ENTRIES PROVIDED:

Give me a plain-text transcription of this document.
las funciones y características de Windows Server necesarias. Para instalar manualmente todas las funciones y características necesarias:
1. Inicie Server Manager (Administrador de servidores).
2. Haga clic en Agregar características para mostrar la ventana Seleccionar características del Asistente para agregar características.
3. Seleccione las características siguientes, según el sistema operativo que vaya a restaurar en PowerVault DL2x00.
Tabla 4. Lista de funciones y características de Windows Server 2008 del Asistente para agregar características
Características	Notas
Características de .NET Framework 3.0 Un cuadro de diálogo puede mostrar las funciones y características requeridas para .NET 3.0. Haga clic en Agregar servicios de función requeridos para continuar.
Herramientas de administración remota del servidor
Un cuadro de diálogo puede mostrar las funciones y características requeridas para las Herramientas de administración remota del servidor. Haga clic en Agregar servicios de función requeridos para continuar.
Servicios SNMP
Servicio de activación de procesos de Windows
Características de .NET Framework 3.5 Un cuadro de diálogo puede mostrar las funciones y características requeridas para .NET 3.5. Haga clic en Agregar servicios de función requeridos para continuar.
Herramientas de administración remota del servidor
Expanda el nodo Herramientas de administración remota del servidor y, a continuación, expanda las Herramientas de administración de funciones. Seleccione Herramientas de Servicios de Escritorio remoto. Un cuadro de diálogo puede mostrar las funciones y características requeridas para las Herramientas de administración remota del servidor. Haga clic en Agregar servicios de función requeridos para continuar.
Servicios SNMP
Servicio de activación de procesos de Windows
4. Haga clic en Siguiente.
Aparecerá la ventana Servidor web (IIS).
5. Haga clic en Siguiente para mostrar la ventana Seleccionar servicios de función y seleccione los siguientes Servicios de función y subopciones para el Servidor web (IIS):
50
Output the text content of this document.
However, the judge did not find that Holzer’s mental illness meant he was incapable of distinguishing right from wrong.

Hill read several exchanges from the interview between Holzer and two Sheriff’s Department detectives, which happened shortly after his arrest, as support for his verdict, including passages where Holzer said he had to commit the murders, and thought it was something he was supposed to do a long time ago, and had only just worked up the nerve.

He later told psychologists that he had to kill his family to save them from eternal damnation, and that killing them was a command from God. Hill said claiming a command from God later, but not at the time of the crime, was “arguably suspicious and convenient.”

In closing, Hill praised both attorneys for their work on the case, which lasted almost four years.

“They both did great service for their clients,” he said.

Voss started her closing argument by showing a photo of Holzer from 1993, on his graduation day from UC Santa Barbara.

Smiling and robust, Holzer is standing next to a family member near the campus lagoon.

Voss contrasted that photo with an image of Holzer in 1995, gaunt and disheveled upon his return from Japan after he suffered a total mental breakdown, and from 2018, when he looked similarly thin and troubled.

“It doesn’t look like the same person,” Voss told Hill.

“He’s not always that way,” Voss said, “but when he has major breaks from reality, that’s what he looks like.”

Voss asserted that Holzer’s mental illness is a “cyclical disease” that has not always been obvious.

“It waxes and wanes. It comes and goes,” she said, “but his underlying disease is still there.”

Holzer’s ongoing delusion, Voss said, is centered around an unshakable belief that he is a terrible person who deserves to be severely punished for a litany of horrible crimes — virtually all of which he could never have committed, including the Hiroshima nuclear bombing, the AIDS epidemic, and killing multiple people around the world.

TO BE DONE:
Write the data from above out again, exactly.

IN RESPONSE:
Give me a plain-text transcription of this document.
las funciones y características de Windows Server necesarias. Para instalar manualmente todas las funciones y características necesarias:
1. Inicie Server Manager (Administrador de servidores).
2. Haga clic en Agregar características para mostrar la ventana Seleccionar características del Asistente para agregar características.
3. Seleccione las características siguientes, según el sistema operativo que vaya a restaurar en PowerVault DL2x00.
Tabla 4. Lista de funciones y características de Windows Server 2008 del Asistente para agregar características
Características	Notas
Características de .NET Framework 3.0 Un cuadro de diálogo puede mostrar las funciones y características requeridas para .NET 3.0. Haga clic en Agregar servicios de función requeridos para continuar.
Herramientas de administración remota del servidor
Un cuadro de diálogo puede mostrar las funciones y características requeridas para las Herramientas de administración remota del servidor. Haga clic en Agregar servicios de función requeridos para continuar.
Servicios SNMP
Servicio de activación de procesos de Windows
Características de .NET Framework 3.5 Un cuadro de diálogo puede mostrar las funciones y características requeridas para .NET 3.5. Haga clic en Agregar servicios de función requeridos para continuar.
Herramientas de administración remota del servidor
Expanda el nodo Herramientas de administración remota del servidor y, a continuación, expanda las Herramientas de administración de funciones. Seleccione Herramientas de Servicios de Escritorio remoto. Un cuadro de diálogo puede mostrar las funciones y características requeridas para las Herramientas de administración remota del servidor. Haga clic en Agregar servicios de función requeridos para continuar.
Servicios SNMP
Servicio de activación de procesos de Windows
4. Haga clic en Siguiente.
Aparecerá la ventana Servidor web (IIS).
5. Haga clic en Siguiente para mostrar la ventana Seleccionar servicios de función y seleccione los siguientes Servicios de función y subopciones para el Servidor web (IIS):
50
Output the text content of this document.
However, the judge did not find that Holzer’s mental illness meant he was incapable of distinguishing right from wrong.

Hill read several exchanges from the interview between Holzer and two Sheriff’s Department detectives, which happened shortly after his arrest, as support for his verdict, including passages where Holzer said he had to commit the murders, and thought it was something he was supposed to do a long time ago, and had only just worked up the nerve.

He later told psychologists that he had to kill his family to save them from eternal damnation, and that killing them was a command from God. Hill said claiming a command from God later, but not at the time of the crime, was “arguably suspicious and convenient.”

In closing, Hill praised both attorneys for their work on the case, which lasted almost four years.

“They both did great service for their clients,” he said.

Voss started her closing argument by showing a photo of Holzer from 1993, on his graduation day from UC Santa Barbara.

Smiling and robust, Holzer is standing next to a family member near the campus lagoon.

Voss contrasted that photo with an image of Holzer in 1995, gaunt and disheveled upon his return from Japan after he suffered a total mental breakdown, and from 2018, when he looked similarly thin and troubled.

“It doesn’t look like the same person,” Voss told Hill.

“He’s not always that way,” Voss said, “but when he has major breaks from reality, that’s what he looks like.”

Voss asserted that Holzer’s mental illness is a “cyclical disease” that has not always been obvious.

“It waxes and wanes. It comes and goes,” she said, “but his underlying disease is still there.”

Holzer’s ongoing delusion, Voss said, is centered around an unshakable belief that he is a terrible person who deserves to be severely punished for a litany of horrible crimes — virtually all of which he could never have committed, including the Hiroshima nuclear bombing, the AIDS epidemic, and killing multiple people around the world.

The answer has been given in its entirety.